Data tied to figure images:
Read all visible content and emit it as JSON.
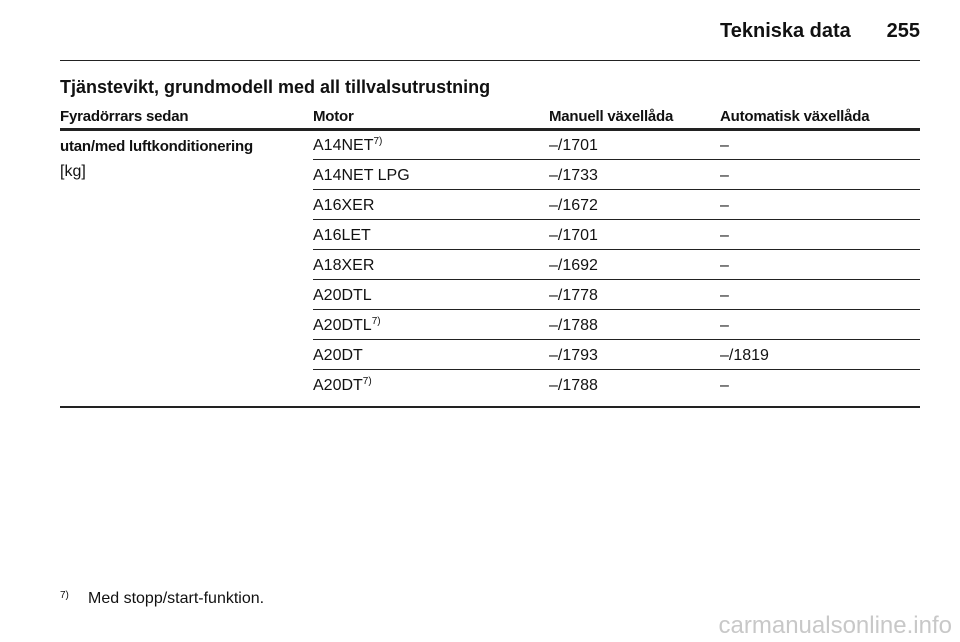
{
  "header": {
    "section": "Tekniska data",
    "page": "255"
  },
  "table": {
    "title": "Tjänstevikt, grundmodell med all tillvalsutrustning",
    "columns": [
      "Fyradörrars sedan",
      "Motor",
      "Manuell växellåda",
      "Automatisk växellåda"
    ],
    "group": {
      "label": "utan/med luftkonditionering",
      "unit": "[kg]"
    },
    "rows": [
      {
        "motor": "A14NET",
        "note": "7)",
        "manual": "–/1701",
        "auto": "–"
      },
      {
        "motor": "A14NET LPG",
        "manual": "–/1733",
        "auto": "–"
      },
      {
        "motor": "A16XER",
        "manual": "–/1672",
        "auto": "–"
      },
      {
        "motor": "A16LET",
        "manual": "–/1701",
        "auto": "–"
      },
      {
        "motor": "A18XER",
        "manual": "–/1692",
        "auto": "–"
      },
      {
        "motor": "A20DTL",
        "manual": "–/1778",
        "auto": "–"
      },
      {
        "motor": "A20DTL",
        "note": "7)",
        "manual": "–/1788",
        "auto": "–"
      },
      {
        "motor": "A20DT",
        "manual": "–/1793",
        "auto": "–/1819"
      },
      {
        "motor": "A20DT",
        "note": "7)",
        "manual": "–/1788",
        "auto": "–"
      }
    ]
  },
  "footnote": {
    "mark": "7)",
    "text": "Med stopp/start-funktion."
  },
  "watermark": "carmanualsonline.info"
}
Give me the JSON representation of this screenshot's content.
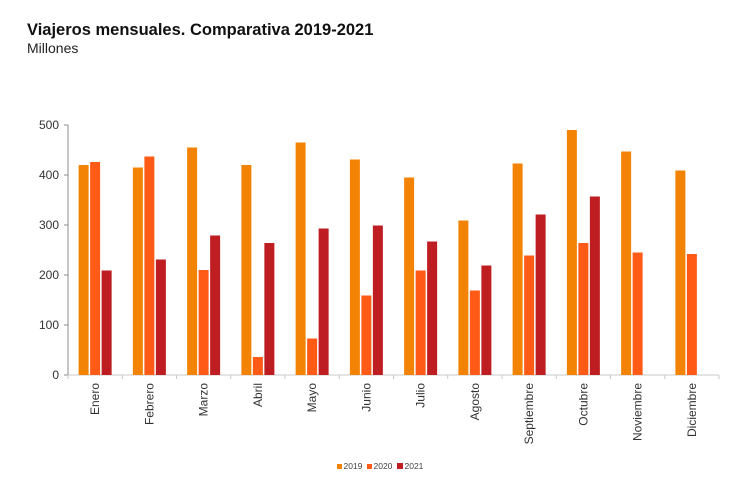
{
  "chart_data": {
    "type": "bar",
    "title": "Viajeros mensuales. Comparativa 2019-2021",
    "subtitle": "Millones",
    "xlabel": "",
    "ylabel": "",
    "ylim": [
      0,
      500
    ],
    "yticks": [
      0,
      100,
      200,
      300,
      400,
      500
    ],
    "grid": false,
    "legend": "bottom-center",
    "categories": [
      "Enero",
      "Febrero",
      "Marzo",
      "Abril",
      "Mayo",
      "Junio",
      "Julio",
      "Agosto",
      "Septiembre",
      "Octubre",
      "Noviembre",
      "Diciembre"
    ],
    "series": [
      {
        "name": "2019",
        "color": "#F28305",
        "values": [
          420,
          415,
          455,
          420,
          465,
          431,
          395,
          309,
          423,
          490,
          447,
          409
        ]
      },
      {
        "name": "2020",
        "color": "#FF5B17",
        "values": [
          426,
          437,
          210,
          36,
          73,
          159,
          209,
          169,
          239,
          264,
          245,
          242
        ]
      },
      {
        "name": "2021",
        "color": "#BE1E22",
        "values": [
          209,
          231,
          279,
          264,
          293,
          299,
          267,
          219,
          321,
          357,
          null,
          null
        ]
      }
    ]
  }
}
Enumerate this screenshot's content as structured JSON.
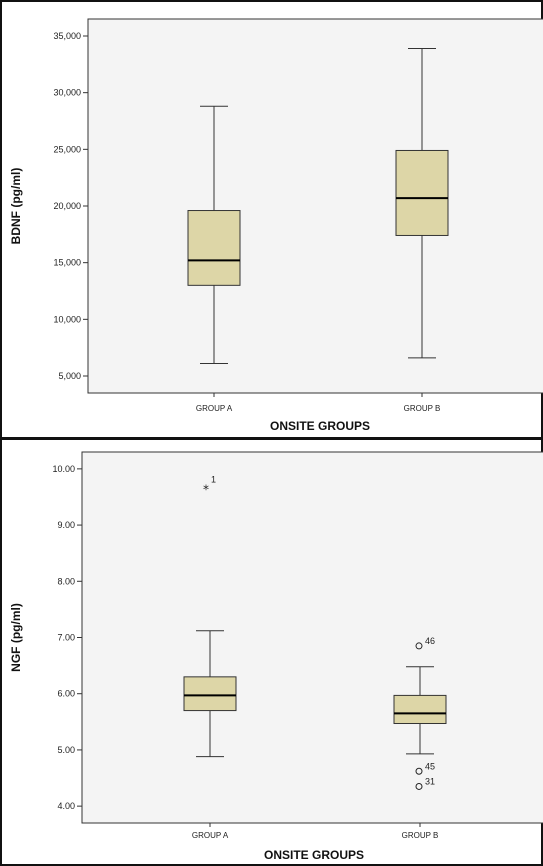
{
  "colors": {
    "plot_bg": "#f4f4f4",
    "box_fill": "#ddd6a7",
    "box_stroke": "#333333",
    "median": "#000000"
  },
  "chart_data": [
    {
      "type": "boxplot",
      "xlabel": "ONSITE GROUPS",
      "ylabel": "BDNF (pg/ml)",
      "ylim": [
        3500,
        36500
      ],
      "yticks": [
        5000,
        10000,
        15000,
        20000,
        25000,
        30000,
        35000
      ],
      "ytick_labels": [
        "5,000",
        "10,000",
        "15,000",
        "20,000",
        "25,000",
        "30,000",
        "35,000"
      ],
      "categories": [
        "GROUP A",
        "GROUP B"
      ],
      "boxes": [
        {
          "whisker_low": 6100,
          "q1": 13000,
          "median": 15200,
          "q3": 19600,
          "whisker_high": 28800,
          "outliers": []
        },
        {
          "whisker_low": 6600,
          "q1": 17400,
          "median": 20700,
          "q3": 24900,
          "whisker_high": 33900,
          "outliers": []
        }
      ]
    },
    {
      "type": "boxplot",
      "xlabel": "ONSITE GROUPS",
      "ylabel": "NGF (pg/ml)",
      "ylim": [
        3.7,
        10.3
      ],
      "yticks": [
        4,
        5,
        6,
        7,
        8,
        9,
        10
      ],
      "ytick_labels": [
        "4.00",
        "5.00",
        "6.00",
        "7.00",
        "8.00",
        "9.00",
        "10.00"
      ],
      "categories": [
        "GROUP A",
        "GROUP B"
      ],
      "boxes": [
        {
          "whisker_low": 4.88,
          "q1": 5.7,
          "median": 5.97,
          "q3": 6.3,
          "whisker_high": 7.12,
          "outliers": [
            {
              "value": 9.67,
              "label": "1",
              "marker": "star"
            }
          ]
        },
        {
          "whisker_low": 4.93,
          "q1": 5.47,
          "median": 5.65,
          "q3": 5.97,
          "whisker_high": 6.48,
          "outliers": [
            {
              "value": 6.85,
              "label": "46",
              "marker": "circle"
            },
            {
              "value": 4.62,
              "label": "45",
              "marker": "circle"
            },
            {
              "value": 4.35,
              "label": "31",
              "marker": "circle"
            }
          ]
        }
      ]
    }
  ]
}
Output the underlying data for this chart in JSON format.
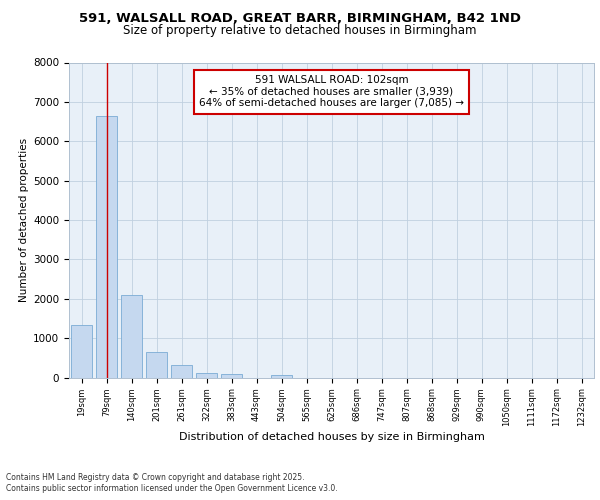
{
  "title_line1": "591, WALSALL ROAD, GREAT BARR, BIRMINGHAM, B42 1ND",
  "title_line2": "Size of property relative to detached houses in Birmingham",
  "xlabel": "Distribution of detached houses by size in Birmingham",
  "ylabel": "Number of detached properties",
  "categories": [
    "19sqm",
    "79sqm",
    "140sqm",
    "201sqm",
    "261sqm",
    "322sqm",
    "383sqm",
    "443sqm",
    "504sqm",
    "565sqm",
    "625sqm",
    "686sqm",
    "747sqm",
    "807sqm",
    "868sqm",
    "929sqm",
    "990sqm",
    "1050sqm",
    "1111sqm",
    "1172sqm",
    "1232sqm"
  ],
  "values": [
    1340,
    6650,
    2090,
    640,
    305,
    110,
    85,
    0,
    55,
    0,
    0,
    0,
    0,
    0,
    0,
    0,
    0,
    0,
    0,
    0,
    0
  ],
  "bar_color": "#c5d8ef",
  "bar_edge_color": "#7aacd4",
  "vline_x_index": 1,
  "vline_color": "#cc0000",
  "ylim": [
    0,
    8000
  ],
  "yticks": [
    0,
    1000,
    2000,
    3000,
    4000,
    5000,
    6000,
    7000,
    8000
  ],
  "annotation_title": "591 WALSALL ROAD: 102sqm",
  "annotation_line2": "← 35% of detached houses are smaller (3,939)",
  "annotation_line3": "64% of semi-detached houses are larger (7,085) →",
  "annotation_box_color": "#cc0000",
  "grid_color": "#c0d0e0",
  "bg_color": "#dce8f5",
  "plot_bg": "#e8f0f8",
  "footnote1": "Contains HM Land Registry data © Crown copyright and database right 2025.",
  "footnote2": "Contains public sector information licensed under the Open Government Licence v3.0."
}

[REQUIREMENTS]: Using the data above, write out every line exactly, leaving the images behind.

[EXPECTED ANSWER]:
Read all visible content and emit it as JSON.
{
  "header": {
    "section": "Tekniska data",
    "page": "255"
  },
  "table": {
    "title": "Tjänstevikt, grundmodell med all tillvalsutrustning",
    "columns": [
      "Fyradörrars sedan",
      "Motor",
      "Manuell växellåda",
      "Automatisk växellåda"
    ],
    "group": {
      "label": "utan/med luftkonditionering",
      "unit": "[kg]"
    },
    "rows": [
      {
        "motor": "A14NET",
        "note": "7)",
        "manual": "–/1701",
        "auto": "–"
      },
      {
        "motor": "A14NET LPG",
        "manual": "–/1733",
        "auto": "–"
      },
      {
        "motor": "A16XER",
        "manual": "–/1672",
        "auto": "–"
      },
      {
        "motor": "A16LET",
        "manual": "–/1701",
        "auto": "–"
      },
      {
        "motor": "A18XER",
        "manual": "–/1692",
        "auto": "–"
      },
      {
        "motor": "A20DTL",
        "manual": "–/1778",
        "auto": "–"
      },
      {
        "motor": "A20DTL",
        "note": "7)",
        "manual": "–/1788",
        "auto": "–"
      },
      {
        "motor": "A20DT",
        "manual": "–/1793",
        "auto": "–/1819"
      },
      {
        "motor": "A20DT",
        "note": "7)",
        "manual": "–/1788",
        "auto": "–"
      }
    ]
  },
  "footnote": {
    "mark": "7)",
    "text": "Med stopp/start-funktion."
  },
  "watermark": "carmanualsonline.info"
}
Give me the JSON representation of this screenshot's content.
{
  "chart_data": {
    "type": "bar",
    "title": "Viajeros mensuales. Comparativa 2019-2021",
    "subtitle": "Millones",
    "xlabel": "",
    "ylabel": "",
    "ylim": [
      0,
      500
    ],
    "yticks": [
      0,
      100,
      200,
      300,
      400,
      500
    ],
    "grid": false,
    "legend": "bottom-center",
    "categories": [
      "Enero",
      "Febrero",
      "Marzo",
      "Abril",
      "Mayo",
      "Junio",
      "Julio",
      "Agosto",
      "Septiembre",
      "Octubre",
      "Noviembre",
      "Diciembre"
    ],
    "series": [
      {
        "name": "2019",
        "color": "#F28305",
        "values": [
          420,
          415,
          455,
          420,
          465,
          431,
          395,
          309,
          423,
          490,
          447,
          409
        ]
      },
      {
        "name": "2020",
        "color": "#FF5B17",
        "values": [
          426,
          437,
          210,
          36,
          73,
          159,
          209,
          169,
          239,
          264,
          245,
          242
        ]
      },
      {
        "name": "2021",
        "color": "#BE1E22",
        "values": [
          209,
          231,
          279,
          264,
          293,
          299,
          267,
          219,
          321,
          357,
          null,
          null
        ]
      }
    ]
  }
}
Enumerate this screenshot's content as structured JSON.
{
  "colors": {
    "plot_bg": "#f4f4f4",
    "box_fill": "#ddd6a7",
    "box_stroke": "#333333",
    "median": "#000000"
  },
  "chart_data": [
    {
      "type": "boxplot",
      "xlabel": "ONSITE GROUPS",
      "ylabel": "BDNF (pg/ml)",
      "ylim": [
        3500,
        36500
      ],
      "yticks": [
        5000,
        10000,
        15000,
        20000,
        25000,
        30000,
        35000
      ],
      "ytick_labels": [
        "5,000",
        "10,000",
        "15,000",
        "20,000",
        "25,000",
        "30,000",
        "35,000"
      ],
      "categories": [
        "GROUP A",
        "GROUP B"
      ],
      "boxes": [
        {
          "whisker_low": 6100,
          "q1": 13000,
          "median": 15200,
          "q3": 19600,
          "whisker_high": 28800,
          "outliers": []
        },
        {
          "whisker_low": 6600,
          "q1": 17400,
          "median": 20700,
          "q3": 24900,
          "whisker_high": 33900,
          "outliers": []
        }
      ]
    },
    {
      "type": "boxplot",
      "xlabel": "ONSITE GROUPS",
      "ylabel": "NGF (pg/ml)",
      "ylim": [
        3.7,
        10.3
      ],
      "yticks": [
        4,
        5,
        6,
        7,
        8,
        9,
        10
      ],
      "ytick_labels": [
        "4.00",
        "5.00",
        "6.00",
        "7.00",
        "8.00",
        "9.00",
        "10.00"
      ],
      "categories": [
        "GROUP A",
        "GROUP B"
      ],
      "boxes": [
        {
          "whisker_low": 4.88,
          "q1": 5.7,
          "median": 5.97,
          "q3": 6.3,
          "whisker_high": 7.12,
          "outliers": [
            {
              "value": 9.67,
              "label": "1",
              "marker": "star"
            }
          ]
        },
        {
          "whisker_low": 4.93,
          "q1": 5.47,
          "median": 5.65,
          "q3": 5.97,
          "whisker_high": 6.48,
          "outliers": [
            {
              "value": 6.85,
              "label": "46",
              "marker": "circle"
            },
            {
              "value": 4.62,
              "label": "45",
              "marker": "circle"
            },
            {
              "value": 4.35,
              "label": "31",
              "marker": "circle"
            }
          ]
        }
      ]
    }
  ]
}
Output the underlying data for this chart in JSON format.
{
  "title_line1": "591, WALSALL ROAD, GREAT BARR, BIRMINGHAM, B42 1ND",
  "title_line2": "Size of property relative to detached houses in Birmingham",
  "xlabel": "Distribution of detached houses by size in Birmingham",
  "ylabel": "Number of detached properties",
  "categories": [
    "19sqm",
    "79sqm",
    "140sqm",
    "201sqm",
    "261sqm",
    "322sqm",
    "383sqm",
    "443sqm",
    "504sqm",
    "565sqm",
    "625sqm",
    "686sqm",
    "747sqm",
    "807sqm",
    "868sqm",
    "929sqm",
    "990sqm",
    "1050sqm",
    "1111sqm",
    "1172sqm",
    "1232sqm"
  ],
  "values": [
    1340,
    6650,
    2090,
    640,
    305,
    110,
    85,
    0,
    55,
    0,
    0,
    0,
    0,
    0,
    0,
    0,
    0,
    0,
    0,
    0,
    0
  ],
  "bar_color": "#c5d8ef",
  "bar_edge_color": "#7aacd4",
  "vline_x_index": 1,
  "vline_color": "#cc0000",
  "ylim": [
    0,
    8000
  ],
  "yticks": [
    0,
    1000,
    2000,
    3000,
    4000,
    5000,
    6000,
    7000,
    8000
  ],
  "annotation_title": "591 WALSALL ROAD: 102sqm",
  "annotation_line2": "← 35% of detached houses are smaller (3,939)",
  "annotation_line3": "64% of semi-detached houses are larger (7,085) →",
  "annotation_box_color": "#cc0000",
  "grid_color": "#c0d0e0",
  "bg_color": "#dce8f5",
  "plot_bg": "#e8f0f8",
  "footnote1": "Contains HM Land Registry data © Crown copyright and database right 2025.",
  "footnote2": "Contains public sector information licensed under the Open Government Licence v3.0."
}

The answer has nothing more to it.